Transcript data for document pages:
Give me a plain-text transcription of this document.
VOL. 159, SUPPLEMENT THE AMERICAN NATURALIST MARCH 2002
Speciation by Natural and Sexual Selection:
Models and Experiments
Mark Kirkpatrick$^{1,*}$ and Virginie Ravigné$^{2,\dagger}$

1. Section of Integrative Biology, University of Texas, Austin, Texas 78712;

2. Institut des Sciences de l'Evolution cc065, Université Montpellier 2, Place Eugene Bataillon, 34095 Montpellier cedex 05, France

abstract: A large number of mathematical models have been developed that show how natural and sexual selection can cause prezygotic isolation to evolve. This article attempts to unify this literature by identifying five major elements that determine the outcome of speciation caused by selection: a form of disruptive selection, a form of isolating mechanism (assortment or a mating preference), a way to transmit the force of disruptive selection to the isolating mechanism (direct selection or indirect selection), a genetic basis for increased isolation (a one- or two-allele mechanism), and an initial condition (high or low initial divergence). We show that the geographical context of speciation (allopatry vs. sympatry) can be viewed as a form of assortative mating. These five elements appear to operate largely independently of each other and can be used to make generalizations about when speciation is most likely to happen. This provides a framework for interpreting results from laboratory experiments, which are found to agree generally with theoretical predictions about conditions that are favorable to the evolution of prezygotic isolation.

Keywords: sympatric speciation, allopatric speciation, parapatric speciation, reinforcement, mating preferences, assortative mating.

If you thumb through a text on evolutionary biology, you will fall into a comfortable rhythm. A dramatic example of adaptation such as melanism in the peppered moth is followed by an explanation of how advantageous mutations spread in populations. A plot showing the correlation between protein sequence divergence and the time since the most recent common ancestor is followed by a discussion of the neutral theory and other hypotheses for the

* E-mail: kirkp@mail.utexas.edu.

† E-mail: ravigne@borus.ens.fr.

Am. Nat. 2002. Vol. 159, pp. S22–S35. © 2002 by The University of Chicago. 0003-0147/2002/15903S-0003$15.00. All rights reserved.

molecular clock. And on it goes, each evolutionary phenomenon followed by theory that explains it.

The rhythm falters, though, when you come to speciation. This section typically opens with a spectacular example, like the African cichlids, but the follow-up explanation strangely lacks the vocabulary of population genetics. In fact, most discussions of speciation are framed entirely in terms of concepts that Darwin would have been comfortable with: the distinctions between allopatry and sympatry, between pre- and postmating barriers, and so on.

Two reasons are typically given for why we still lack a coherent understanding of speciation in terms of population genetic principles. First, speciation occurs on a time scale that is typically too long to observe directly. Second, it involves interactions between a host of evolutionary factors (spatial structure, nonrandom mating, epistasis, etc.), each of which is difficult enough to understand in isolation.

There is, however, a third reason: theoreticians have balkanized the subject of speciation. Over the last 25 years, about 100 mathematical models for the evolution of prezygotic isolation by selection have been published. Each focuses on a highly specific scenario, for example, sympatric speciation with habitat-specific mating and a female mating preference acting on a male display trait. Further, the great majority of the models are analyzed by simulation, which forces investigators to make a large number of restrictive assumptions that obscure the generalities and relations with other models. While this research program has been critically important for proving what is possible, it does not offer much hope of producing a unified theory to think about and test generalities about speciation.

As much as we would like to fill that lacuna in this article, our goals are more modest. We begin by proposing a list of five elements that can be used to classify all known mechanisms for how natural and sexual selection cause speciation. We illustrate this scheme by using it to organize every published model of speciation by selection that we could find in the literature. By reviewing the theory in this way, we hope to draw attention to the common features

WORK TO COMPLETE
Could you return all lines from the data above that contain the string "mail"?

RESULT OF THIS TASK
* E-mail: kirkp@mail.utexas.edu.
† E-mail: ravigne@borus.ens.fr.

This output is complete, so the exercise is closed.